> PROBLEM STATEMENT
Nothing may be dropped or altered: reproduce all the data.

> ENTRIES PROVIDED
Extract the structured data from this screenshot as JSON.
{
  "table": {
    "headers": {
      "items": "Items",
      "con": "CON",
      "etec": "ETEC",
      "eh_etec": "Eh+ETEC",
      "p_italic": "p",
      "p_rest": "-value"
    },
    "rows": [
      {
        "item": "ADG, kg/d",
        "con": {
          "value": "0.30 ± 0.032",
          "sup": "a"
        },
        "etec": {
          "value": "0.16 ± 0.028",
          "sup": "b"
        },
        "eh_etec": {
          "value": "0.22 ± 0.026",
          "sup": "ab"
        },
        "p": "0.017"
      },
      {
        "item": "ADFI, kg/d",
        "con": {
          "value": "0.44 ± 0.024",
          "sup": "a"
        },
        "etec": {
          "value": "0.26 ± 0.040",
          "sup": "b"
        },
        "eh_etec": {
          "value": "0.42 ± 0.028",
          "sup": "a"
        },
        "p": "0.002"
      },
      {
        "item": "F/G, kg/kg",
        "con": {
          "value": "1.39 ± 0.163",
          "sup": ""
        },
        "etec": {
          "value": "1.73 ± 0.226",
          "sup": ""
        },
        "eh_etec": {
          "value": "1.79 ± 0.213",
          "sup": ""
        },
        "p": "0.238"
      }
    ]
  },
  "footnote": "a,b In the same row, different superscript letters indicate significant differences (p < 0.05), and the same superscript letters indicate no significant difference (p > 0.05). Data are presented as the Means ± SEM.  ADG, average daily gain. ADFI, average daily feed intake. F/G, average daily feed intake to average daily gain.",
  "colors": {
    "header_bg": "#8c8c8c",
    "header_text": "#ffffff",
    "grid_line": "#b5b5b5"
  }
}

> SOLUTION TO THIS PROBLEM
Extract the structured data from this screenshot as JSON.
{
  "table": {
    "headers": {
      "items": "Items",
      "con": "CON",
      "etec": "ETEC",
      "eh_etec": "Eh+ETEC",
      "p_italic": "p",
      "p_rest": "-value"
    },
    "rows": [
      {
        "item": "ADG, kg/d",
        "con": {
          "value": "0.30 ± 0.032",
          "sup": "a"
        },
        "etec": {
          "value": "0.16 ± 0.028",
          "sup": "b"
        },
        "eh_etec": {
          "value": "0.22 ± 0.026",
          "sup": "ab"
        },
        "p": "0.017"
      },
      {
        "item": "ADFI, kg/d",
        "con": {
          "value": "0.44 ± 0.024",
          "sup": "a"
        },
        "etec": {
          "value": "0.26 ± 0.040",
          "sup": "b"
        },
        "eh_etec": {
          "value": "0.42 ± 0.028",
          "sup": "a"
        },
        "p": "0.002"
      },
      {
        "item": "F/G, kg/kg",
        "con": {
          "value": "1.39 ± 0.163",
          "sup": ""
        },
        "etec": {
          "value": "1.73 ± 0.226",
          "sup": ""
        },
        "eh_etec": {
          "value": "1.79 ± 0.213",
          "sup": ""
        },
        "p": "0.238"
      }
    ]
  },
  "footnote": "a,b In the same row, different superscript letters indicate significant differences (p < 0.05), and the same superscript letters indicate no significant difference (p > 0.05). Data are presented as the Means ± SEM.  ADG, average daily gain. ADFI, average daily feed intake. F/G, average daily feed intake to average daily gain.",
  "colors": {
    "header_bg": "#8c8c8c",
    "header_text": "#ffffff",
    "grid_line": "#b5b5b5"
  }
}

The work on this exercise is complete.